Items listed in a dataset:
::::::
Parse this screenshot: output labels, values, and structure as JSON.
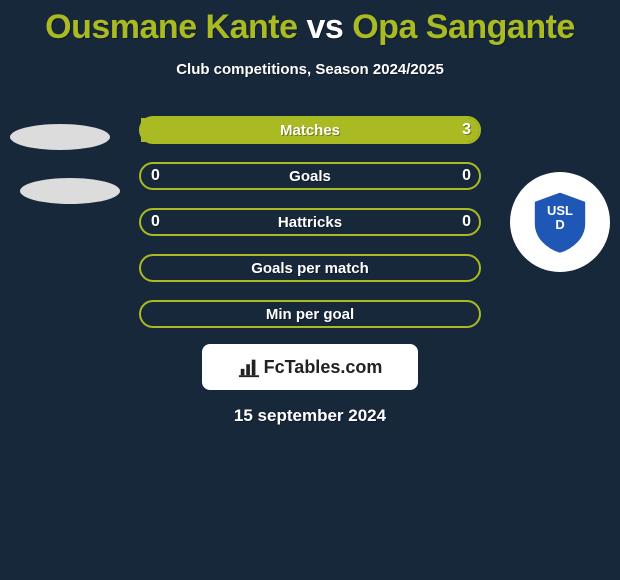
{
  "background_color": "#18283b",
  "title": {
    "player1": "Ousmane Kante",
    "vs": " vs ",
    "player2": "Opa Sangante",
    "color1": "#a9ba23",
    "color_vs": "#ffffff",
    "color2": "#a9ba23",
    "fontsize": 34
  },
  "subtitle": "Club competitions, Season 2024/2025",
  "player1_badge": {
    "present": false
  },
  "player2_badge": {
    "present": true,
    "name": "usld-dunkerque-logo",
    "shape_color_primary": "#1f57b7",
    "shape_color_accent": "#ffffff"
  },
  "bars": {
    "border_color": "#a9ba23",
    "fill_color_left": "#a9ba23",
    "fill_color_right": "#a9ba23",
    "label_color": "#ffffff",
    "value_color": "#ffffff",
    "rows": [
      {
        "label": "Matches",
        "left": "",
        "right": "3",
        "fill_left_pct": 0,
        "fill_right_pct": 100
      },
      {
        "label": "Goals",
        "left": "0",
        "right": "0",
        "fill_left_pct": 0,
        "fill_right_pct": 0
      },
      {
        "label": "Hattricks",
        "left": "0",
        "right": "0",
        "fill_left_pct": 0,
        "fill_right_pct": 0
      },
      {
        "label": "Goals per match",
        "left": "",
        "right": "",
        "fill_left_pct": 0,
        "fill_right_pct": 0
      },
      {
        "label": "Min per goal",
        "left": "",
        "right": "",
        "fill_left_pct": 0,
        "fill_right_pct": 0
      }
    ]
  },
  "watermark": {
    "text": "FcTables.com"
  },
  "date": "15 september 2024"
}
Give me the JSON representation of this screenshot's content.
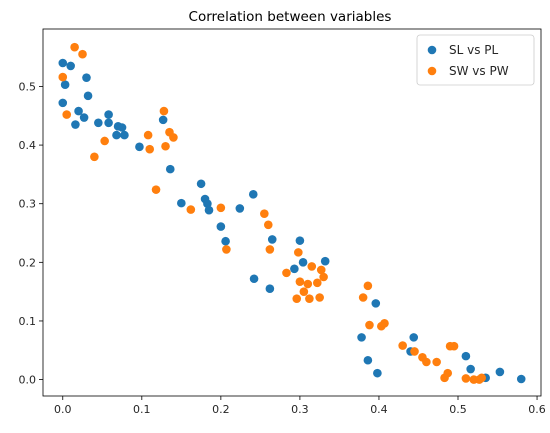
{
  "chart_data": {
    "type": "scatter",
    "title": "Correlation between variables",
    "xlabel": "",
    "ylabel": "",
    "xlim": [
      -0.025,
      0.605
    ],
    "ylim": [
      -0.028,
      0.598
    ],
    "x_ticks": [
      0.0,
      0.1,
      0.2,
      0.3,
      0.4,
      0.5,
      0.6
    ],
    "x_tick_labels": [
      "0.0",
      "0.1",
      "0.2",
      "0.3",
      "0.4",
      "0.5",
      "0.6"
    ],
    "y_ticks": [
      0.0,
      0.1,
      0.2,
      0.3,
      0.4,
      0.5
    ],
    "y_tick_labels": [
      "0.0",
      "0.1",
      "0.2",
      "0.3",
      "0.4",
      "0.5"
    ],
    "grid": false,
    "legend_position": "top-right",
    "series": [
      {
        "name": "SL vs PL",
        "color": "#1f77b4",
        "points": [
          [
            0.0,
            0.54
          ],
          [
            0.003,
            0.503
          ],
          [
            0.0,
            0.472
          ],
          [
            0.01,
            0.535
          ],
          [
            0.03,
            0.515
          ],
          [
            0.032,
            0.484
          ],
          [
            0.02,
            0.458
          ],
          [
            0.016,
            0.435
          ],
          [
            0.027,
            0.447
          ],
          [
            0.045,
            0.438
          ],
          [
            0.058,
            0.452
          ],
          [
            0.058,
            0.438
          ],
          [
            0.07,
            0.432
          ],
          [
            0.075,
            0.43
          ],
          [
            0.068,
            0.417
          ],
          [
            0.078,
            0.417
          ],
          [
            0.097,
            0.397
          ],
          [
            0.127,
            0.443
          ],
          [
            0.136,
            0.359
          ],
          [
            0.15,
            0.301
          ],
          [
            0.175,
            0.334
          ],
          [
            0.18,
            0.308
          ],
          [
            0.183,
            0.3
          ],
          [
            0.185,
            0.289
          ],
          [
            0.2,
            0.261
          ],
          [
            0.206,
            0.236
          ],
          [
            0.224,
            0.292
          ],
          [
            0.241,
            0.316
          ],
          [
            0.265,
            0.239
          ],
          [
            0.242,
            0.172
          ],
          [
            0.262,
            0.155
          ],
          [
            0.293,
            0.189
          ],
          [
            0.3,
            0.237
          ],
          [
            0.304,
            0.2
          ],
          [
            0.332,
            0.202
          ],
          [
            0.378,
            0.072
          ],
          [
            0.386,
            0.033
          ],
          [
            0.396,
            0.13
          ],
          [
            0.398,
            0.011
          ],
          [
            0.44,
            0.048
          ],
          [
            0.444,
            0.072
          ],
          [
            0.51,
            0.04
          ],
          [
            0.516,
            0.018
          ],
          [
            0.535,
            0.003
          ],
          [
            0.553,
            0.013
          ],
          [
            0.58,
            0.001
          ]
        ]
      },
      {
        "name": "SW vs PW",
        "color": "#ff7f0e",
        "points": [
          [
            0.0,
            0.516
          ],
          [
            0.005,
            0.452
          ],
          [
            0.015,
            0.567
          ],
          [
            0.025,
            0.555
          ],
          [
            0.04,
            0.38
          ],
          [
            0.053,
            0.407
          ],
          [
            0.108,
            0.417
          ],
          [
            0.11,
            0.393
          ],
          [
            0.118,
            0.324
          ],
          [
            0.128,
            0.458
          ],
          [
            0.13,
            0.398
          ],
          [
            0.135,
            0.422
          ],
          [
            0.14,
            0.413
          ],
          [
            0.162,
            0.29
          ],
          [
            0.2,
            0.293
          ],
          [
            0.207,
            0.222
          ],
          [
            0.255,
            0.283
          ],
          [
            0.26,
            0.264
          ],
          [
            0.262,
            0.222
          ],
          [
            0.283,
            0.182
          ],
          [
            0.296,
            0.138
          ],
          [
            0.298,
            0.217
          ],
          [
            0.3,
            0.167
          ],
          [
            0.305,
            0.15
          ],
          [
            0.31,
            0.163
          ],
          [
            0.312,
            0.138
          ],
          [
            0.315,
            0.193
          ],
          [
            0.322,
            0.165
          ],
          [
            0.325,
            0.14
          ],
          [
            0.327,
            0.187
          ],
          [
            0.33,
            0.175
          ],
          [
            0.38,
            0.14
          ],
          [
            0.386,
            0.16
          ],
          [
            0.388,
            0.093
          ],
          [
            0.403,
            0.091
          ],
          [
            0.407,
            0.096
          ],
          [
            0.43,
            0.058
          ],
          [
            0.445,
            0.048
          ],
          [
            0.455,
            0.038
          ],
          [
            0.46,
            0.03
          ],
          [
            0.473,
            0.03
          ],
          [
            0.483,
            0.003
          ],
          [
            0.487,
            0.011
          ],
          [
            0.49,
            0.057
          ],
          [
            0.495,
            0.057
          ],
          [
            0.51,
            0.002
          ],
          [
            0.52,
            0.0
          ],
          [
            0.527,
            0.0
          ],
          [
            0.53,
            0.003
          ]
        ]
      }
    ]
  }
}
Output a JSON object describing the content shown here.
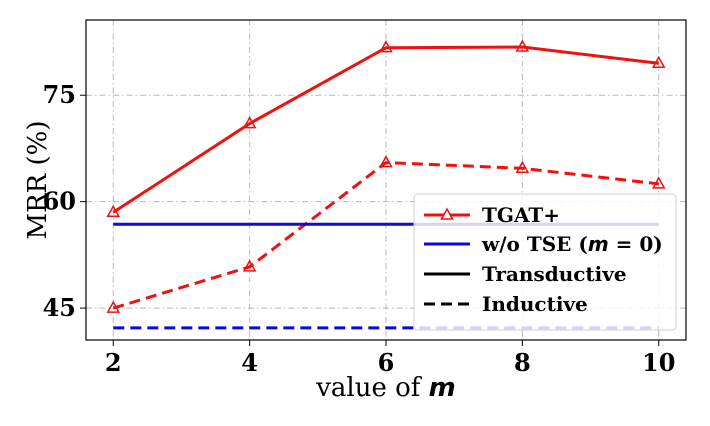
::::::
**DIRECTION**
Give only the count of lines in the data that include the string "screenshot".

**EXERCISE RESPONSE**
2